▸ **Recorded data**
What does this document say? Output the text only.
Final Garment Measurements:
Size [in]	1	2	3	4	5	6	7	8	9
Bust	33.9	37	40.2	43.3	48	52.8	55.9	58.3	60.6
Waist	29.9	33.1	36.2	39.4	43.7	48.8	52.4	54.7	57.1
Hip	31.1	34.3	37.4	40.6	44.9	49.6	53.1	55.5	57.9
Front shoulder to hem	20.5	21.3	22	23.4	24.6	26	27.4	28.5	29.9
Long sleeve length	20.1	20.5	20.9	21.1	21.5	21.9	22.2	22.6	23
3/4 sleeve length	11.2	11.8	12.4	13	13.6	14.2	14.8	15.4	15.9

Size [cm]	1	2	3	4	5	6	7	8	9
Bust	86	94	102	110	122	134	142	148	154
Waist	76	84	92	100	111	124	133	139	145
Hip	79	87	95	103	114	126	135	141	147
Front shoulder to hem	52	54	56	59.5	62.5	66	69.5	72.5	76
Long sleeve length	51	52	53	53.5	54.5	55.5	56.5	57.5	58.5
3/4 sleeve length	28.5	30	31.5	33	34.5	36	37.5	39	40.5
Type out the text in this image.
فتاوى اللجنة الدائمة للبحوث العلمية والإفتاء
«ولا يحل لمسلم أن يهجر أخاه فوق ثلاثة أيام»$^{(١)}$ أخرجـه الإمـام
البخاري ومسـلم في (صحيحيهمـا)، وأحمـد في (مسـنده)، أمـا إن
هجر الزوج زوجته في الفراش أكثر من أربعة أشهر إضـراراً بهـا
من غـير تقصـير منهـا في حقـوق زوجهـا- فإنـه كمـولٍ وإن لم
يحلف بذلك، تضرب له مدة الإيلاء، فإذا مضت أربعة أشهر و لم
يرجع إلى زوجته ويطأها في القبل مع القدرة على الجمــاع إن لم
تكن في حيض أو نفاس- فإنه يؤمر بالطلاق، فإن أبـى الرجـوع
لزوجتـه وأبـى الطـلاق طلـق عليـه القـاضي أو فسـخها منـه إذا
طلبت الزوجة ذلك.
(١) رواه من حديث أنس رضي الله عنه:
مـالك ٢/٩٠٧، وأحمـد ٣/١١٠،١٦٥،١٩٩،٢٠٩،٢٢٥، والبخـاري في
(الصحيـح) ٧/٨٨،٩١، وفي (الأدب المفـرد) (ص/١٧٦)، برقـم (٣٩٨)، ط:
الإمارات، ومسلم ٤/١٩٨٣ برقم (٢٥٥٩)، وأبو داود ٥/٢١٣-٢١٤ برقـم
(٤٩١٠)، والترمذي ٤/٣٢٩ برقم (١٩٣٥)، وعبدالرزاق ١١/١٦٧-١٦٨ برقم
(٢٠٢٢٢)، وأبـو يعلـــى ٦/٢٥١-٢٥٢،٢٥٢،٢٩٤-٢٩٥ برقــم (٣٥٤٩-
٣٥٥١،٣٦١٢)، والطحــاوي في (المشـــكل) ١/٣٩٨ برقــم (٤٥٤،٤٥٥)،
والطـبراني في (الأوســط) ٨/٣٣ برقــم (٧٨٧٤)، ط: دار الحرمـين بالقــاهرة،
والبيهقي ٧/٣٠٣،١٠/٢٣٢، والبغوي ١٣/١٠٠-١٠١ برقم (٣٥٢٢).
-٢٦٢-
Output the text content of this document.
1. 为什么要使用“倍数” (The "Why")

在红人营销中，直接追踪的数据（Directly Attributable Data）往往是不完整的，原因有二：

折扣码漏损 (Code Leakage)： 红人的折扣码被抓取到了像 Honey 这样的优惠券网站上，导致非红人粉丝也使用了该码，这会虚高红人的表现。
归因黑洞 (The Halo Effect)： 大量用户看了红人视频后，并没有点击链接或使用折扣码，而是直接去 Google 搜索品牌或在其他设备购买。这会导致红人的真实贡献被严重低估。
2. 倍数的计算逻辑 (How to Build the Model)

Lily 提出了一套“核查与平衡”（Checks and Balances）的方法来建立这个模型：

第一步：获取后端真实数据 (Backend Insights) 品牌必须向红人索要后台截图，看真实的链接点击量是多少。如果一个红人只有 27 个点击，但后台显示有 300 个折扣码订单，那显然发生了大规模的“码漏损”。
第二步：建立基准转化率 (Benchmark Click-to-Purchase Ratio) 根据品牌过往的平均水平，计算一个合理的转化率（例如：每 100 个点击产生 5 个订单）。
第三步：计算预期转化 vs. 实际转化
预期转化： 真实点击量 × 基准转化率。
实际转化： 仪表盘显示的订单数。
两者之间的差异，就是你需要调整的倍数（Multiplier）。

▸ **Exercise objective**
Where a line contains "length", copy that line.

▸ **Completed task**
Long sleeve length	20.1	20.5	20.9	21.1	21.5	21.9	22.2	22.6	23
3/4 sleeve length	11.2	11.8	12.4	13	13.6	14.2	14.8	15.4	15.9
Long sleeve length	51	52	53	53.5	54.5	55.5	56.5	57.5	58.5
3/4 sleeve length	28.5	30	31.5	33	34.5	36	37.5	39	40.5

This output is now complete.